» EXERCISE:
The entries need to be copied exactly.

EXERCISE INPUT start

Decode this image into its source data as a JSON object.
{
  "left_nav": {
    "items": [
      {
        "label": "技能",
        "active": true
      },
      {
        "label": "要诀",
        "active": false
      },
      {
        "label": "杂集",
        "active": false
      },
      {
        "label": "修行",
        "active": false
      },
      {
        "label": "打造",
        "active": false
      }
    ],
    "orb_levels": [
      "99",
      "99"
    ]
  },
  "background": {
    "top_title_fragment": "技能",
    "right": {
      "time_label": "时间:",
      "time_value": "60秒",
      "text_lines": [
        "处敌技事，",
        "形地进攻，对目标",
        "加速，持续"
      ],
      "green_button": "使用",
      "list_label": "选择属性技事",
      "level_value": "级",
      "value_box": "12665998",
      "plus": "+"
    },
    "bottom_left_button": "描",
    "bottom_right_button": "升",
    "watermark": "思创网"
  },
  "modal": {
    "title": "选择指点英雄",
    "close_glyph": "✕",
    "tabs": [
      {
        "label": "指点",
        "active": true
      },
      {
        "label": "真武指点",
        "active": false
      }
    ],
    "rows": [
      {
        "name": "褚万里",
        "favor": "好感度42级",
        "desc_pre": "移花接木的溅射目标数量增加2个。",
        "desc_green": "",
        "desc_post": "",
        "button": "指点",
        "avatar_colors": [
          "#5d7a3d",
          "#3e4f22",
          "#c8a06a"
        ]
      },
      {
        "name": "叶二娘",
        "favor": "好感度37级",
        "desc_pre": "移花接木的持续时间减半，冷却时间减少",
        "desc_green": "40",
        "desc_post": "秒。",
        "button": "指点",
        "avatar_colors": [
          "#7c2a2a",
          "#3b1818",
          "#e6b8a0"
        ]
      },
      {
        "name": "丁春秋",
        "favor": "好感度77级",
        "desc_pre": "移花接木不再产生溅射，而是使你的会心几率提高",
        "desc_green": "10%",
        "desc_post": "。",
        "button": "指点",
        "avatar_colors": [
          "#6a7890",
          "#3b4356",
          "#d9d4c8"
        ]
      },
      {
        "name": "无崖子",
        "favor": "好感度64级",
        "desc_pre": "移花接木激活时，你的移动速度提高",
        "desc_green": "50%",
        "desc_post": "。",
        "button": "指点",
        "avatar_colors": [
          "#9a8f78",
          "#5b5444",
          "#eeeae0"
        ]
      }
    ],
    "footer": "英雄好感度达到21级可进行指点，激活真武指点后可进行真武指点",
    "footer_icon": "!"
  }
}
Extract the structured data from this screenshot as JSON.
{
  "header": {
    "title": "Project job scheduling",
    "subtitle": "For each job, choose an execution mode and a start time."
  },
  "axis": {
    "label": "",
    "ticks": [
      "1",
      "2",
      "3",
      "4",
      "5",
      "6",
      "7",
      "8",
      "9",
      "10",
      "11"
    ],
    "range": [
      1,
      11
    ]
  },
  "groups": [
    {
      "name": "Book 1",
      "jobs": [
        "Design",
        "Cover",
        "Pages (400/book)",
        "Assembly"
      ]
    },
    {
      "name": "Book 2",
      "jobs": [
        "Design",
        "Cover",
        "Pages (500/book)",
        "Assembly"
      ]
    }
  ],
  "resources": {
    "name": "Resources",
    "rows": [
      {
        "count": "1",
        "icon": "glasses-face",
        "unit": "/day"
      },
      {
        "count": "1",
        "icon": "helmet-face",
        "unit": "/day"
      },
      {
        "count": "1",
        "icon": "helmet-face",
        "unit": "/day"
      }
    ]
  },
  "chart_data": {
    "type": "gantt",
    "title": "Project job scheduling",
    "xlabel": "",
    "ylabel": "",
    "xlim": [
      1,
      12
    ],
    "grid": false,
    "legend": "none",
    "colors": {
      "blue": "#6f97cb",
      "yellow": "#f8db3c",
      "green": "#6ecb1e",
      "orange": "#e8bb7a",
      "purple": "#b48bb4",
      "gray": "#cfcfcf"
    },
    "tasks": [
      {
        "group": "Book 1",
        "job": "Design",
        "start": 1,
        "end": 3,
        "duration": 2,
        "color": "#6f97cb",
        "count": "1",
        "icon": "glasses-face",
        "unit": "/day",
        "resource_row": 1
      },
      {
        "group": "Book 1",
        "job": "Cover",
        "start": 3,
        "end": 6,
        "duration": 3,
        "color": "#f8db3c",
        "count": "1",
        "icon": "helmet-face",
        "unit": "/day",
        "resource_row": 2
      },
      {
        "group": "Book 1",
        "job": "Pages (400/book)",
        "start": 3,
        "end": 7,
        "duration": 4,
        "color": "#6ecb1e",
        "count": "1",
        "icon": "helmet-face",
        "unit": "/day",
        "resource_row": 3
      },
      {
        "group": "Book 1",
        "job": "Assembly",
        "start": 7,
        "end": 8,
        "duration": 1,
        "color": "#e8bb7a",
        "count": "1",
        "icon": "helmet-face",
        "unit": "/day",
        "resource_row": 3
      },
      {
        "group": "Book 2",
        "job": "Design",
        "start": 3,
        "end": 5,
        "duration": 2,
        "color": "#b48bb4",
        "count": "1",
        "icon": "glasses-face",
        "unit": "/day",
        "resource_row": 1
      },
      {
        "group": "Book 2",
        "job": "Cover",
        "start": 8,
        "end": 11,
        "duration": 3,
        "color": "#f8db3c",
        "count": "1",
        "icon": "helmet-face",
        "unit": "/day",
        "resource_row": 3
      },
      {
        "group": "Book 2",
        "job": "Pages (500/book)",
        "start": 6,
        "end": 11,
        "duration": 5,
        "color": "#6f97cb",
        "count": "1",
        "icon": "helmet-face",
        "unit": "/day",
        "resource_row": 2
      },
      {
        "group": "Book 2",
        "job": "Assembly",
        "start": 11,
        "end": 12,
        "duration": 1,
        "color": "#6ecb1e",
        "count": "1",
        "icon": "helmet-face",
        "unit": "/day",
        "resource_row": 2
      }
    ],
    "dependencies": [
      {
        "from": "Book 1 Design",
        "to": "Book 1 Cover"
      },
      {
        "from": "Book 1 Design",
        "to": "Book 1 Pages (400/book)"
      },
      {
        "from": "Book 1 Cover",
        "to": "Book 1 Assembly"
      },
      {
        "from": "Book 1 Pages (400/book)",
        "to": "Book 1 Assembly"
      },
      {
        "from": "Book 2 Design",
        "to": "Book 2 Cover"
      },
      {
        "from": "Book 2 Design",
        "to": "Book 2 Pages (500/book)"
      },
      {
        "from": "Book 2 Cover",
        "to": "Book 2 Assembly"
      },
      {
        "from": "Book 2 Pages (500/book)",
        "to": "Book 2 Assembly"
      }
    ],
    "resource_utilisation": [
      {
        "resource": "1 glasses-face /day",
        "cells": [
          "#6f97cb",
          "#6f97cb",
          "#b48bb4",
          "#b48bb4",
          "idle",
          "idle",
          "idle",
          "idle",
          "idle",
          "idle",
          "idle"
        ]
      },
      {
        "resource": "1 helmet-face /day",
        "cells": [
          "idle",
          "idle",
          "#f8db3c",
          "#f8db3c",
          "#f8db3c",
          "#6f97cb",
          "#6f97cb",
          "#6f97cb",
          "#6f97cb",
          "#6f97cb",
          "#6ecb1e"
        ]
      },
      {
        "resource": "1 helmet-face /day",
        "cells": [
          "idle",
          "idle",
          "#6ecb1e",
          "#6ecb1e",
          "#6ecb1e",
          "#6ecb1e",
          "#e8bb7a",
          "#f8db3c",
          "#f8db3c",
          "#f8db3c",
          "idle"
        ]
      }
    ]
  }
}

EXERCISE INPUT end

» OUTPUT OF THE EXERCISE:
Decode this image into its source data as a JSON object.
{
  "left_nav": {
    "items": [
      {
        "label": "技能",
        "active": true
      },
      {
        "label": "要诀",
        "active": false
      },
      {
        "label": "杂集",
        "active": false
      },
      {
        "label": "修行",
        "active": false
      },
      {
        "label": "打造",
        "active": false
      }
    ],
    "orb_levels": [
      "99",
      "99"
    ]
  },
  "background": {
    "top_title_fragment": "技能",
    "right": {
      "time_label": "时间:",
      "time_value": "60秒",
      "text_lines": [
        "处敌技事，",
        "形地进攻，对目标",
        "加速，持续"
      ],
      "green_button": "使用",
      "list_label": "选择属性技事",
      "level_value": "级",
      "value_box": "12665998",
      "plus": "+"
    },
    "bottom_left_button": "描",
    "bottom_right_button": "升",
    "watermark": "思创网"
  },
  "modal": {
    "title": "选择指点英雄",
    "close_glyph": "✕",
    "tabs": [
      {
        "label": "指点",
        "active": true
      },
      {
        "label": "真武指点",
        "active": false
      }
    ],
    "rows": [
      {
        "name": "褚万里",
        "favor": "好感度42级",
        "desc_pre": "移花接木的溅射目标数量增加2个。",
        "desc_green": "",
        "desc_post": "",
        "button": "指点",
        "avatar_colors": [
          "#5d7a3d",
          "#3e4f22",
          "#c8a06a"
        ]
      },
      {
        "name": "叶二娘",
        "favor": "好感度37级",
        "desc_pre": "移花接木的持续时间减半，冷却时间减少",
        "desc_green": "40",
        "desc_post": "秒。",
        "button": "指点",
        "avatar_colors": [
          "#7c2a2a",
          "#3b1818",
          "#e6b8a0"
        ]
      },
      {
        "name": "丁春秋",
        "favor": "好感度77级",
        "desc_pre": "移花接木不再产生溅射，而是使你的会心几率提高",
        "desc_green": "10%",
        "desc_post": "。",
        "button": "指点",
        "avatar_colors": [
          "#6a7890",
          "#3b4356",
          "#d9d4c8"
        ]
      },
      {
        "name": "无崖子",
        "favor": "好感度64级",
        "desc_pre": "移花接木激活时，你的移动速度提高",
        "desc_green": "50%",
        "desc_post": "。",
        "button": "指点",
        "avatar_colors": [
          "#9a8f78",
          "#5b5444",
          "#eeeae0"
        ]
      }
    ],
    "footer": "英雄好感度达到21级可进行指点，激活真武指点后可进行真武指点",
    "footer_icon": "!"
  }
}
Extract the structured data from this screenshot as JSON.
{
  "header": {
    "title": "Project job scheduling",
    "subtitle": "For each job, choose an execution mode and a start time."
  },
  "axis": {
    "label": "",
    "ticks": [
      "1",
      "2",
      "3",
      "4",
      "5",
      "6",
      "7",
      "8",
      "9",
      "10",
      "11"
    ],
    "range": [
      1,
      11
    ]
  },
  "groups": [
    {
      "name": "Book 1",
      "jobs": [
        "Design",
        "Cover",
        "Pages (400/book)",
        "Assembly"
      ]
    },
    {
      "name": "Book 2",
      "jobs": [
        "Design",
        "Cover",
        "Pages (500/book)",
        "Assembly"
      ]
    }
  ],
  "resources": {
    "name": "Resources",
    "rows": [
      {
        "count": "1",
        "icon": "glasses-face",
        "unit": "/day"
      },
      {
        "count": "1",
        "icon": "helmet-face",
        "unit": "/day"
      },
      {
        "count": "1",
        "icon": "helmet-face",
        "unit": "/day"
      }
    ]
  },
  "chart_data": {
    "type": "gantt",
    "title": "Project job scheduling",
    "xlabel": "",
    "ylabel": "",
    "xlim": [
      1,
      12
    ],
    "grid": false,
    "legend": "none",
    "colors": {
      "blue": "#6f97cb",
      "yellow": "#f8db3c",
      "green": "#6ecb1e",
      "orange": "#e8bb7a",
      "purple": "#b48bb4",
      "gray": "#cfcfcf"
    },
    "tasks": [
      {
        "group": "Book 1",
        "job": "Design",
        "start": 1,
        "end": 3,
        "duration": 2,
        "color": "#6f97cb",
        "count": "1",
        "icon": "glasses-face",
        "unit": "/day",
        "resource_row": 1
      },
      {
        "group": "Book 1",
        "job": "Cover",
        "start": 3,
        "end": 6,
        "duration": 3,
        "color": "#f8db3c",
        "count": "1",
        "icon": "helmet-face",
        "unit": "/day",
        "resource_row": 2
      },
      {
        "group": "Book 1",
        "job": "Pages (400/book)",
        "start": 3,
        "end": 7,
        "duration": 4,
        "color": "#6ecb1e",
        "count": "1",
        "icon": "helmet-face",
        "unit": "/day",
        "resource_row": 3
      },
      {
        "group": "Book 1",
        "job": "Assembly",
        "start": 7,
        "end": 8,
        "duration": 1,
        "color": "#e8bb7a",
        "count": "1",
        "icon": "helmet-face",
        "unit": "/day",
        "resource_row": 3
      },
      {
        "group": "Book 2",
        "job": "Design",
        "start": 3,
        "end": 5,
        "duration": 2,
        "color": "#b48bb4",
        "count": "1",
        "icon": "glasses-face",
        "unit": "/day",
        "resource_row": 1
      },
      {
        "group": "Book 2",
        "job": "Cover",
        "start": 8,
        "end": 11,
        "duration": 3,
        "color": "#f8db3c",
        "count": "1",
        "icon": "helmet-face",
        "unit": "/day",
        "resource_row": 3
      },
      {
        "group": "Book 2",
        "job": "Pages (500/book)",
        "start": 6,
        "end": 11,
        "duration": 5,
        "color": "#6f97cb",
        "count": "1",
        "icon": "helmet-face",
        "unit": "/day",
        "resource_row": 2
      },
      {
        "group": "Book 2",
        "job": "Assembly",
        "start": 11,
        "end": 12,
        "duration": 1,
        "color": "#6ecb1e",
        "count": "1",
        "icon": "helmet-face",
        "unit": "/day",
        "resource_row": 2
      }
    ],
    "dependencies": [
      {
        "from": "Book 1 Design",
        "to": "Book 1 Cover"
      },
      {
        "from": "Book 1 Design",
        "to": "Book 1 Pages (400/book)"
      },
      {
        "from": "Book 1 Cover",
        "to": "Book 1 Assembly"
      },
      {
        "from": "Book 1 Pages (400/book)",
        "to": "Book 1 Assembly"
      },
      {
        "from": "Book 2 Design",
        "to": "Book 2 Cover"
      },
      {
        "from": "Book 2 Design",
        "to": "Book 2 Pages (500/book)"
      },
      {
        "from": "Book 2 Cover",
        "to": "Book 2 Assembly"
      },
      {
        "from": "Book 2 Pages (500/book)",
        "to": "Book 2 Assembly"
      }
    ],
    "resource_utilisation": [
      {
        "resource": "1 glasses-face /day",
        "cells": [
          "#6f97cb",
          "#6f97cb",
          "#b48bb4",
          "#b48bb4",
          "idle",
          "idle",
          "idle",
          "idle",
          "idle",
          "idle",
          "idle"
        ]
      },
      {
        "resource": "1 helmet-face /day",
        "cells": [
          "idle",
          "idle",
          "#f8db3c",
          "#f8db3c",
          "#f8db3c",
          "#6f97cb",
          "#6f97cb",
          "#6f97cb",
          "#6f97cb",
          "#6f97cb",
          "#6ecb1e"
        ]
      },
      {
        "resource": "1 helmet-face /day",
        "cells": [
          "idle",
          "idle",
          "#6ecb1e",
          "#6ecb1e",
          "#6ecb1e",
          "#6ecb1e",
          "#e8bb7a",
          "#f8db3c",
          "#f8db3c",
          "#f8db3c",
          "idle"
        ]
      }
    ]
  }
}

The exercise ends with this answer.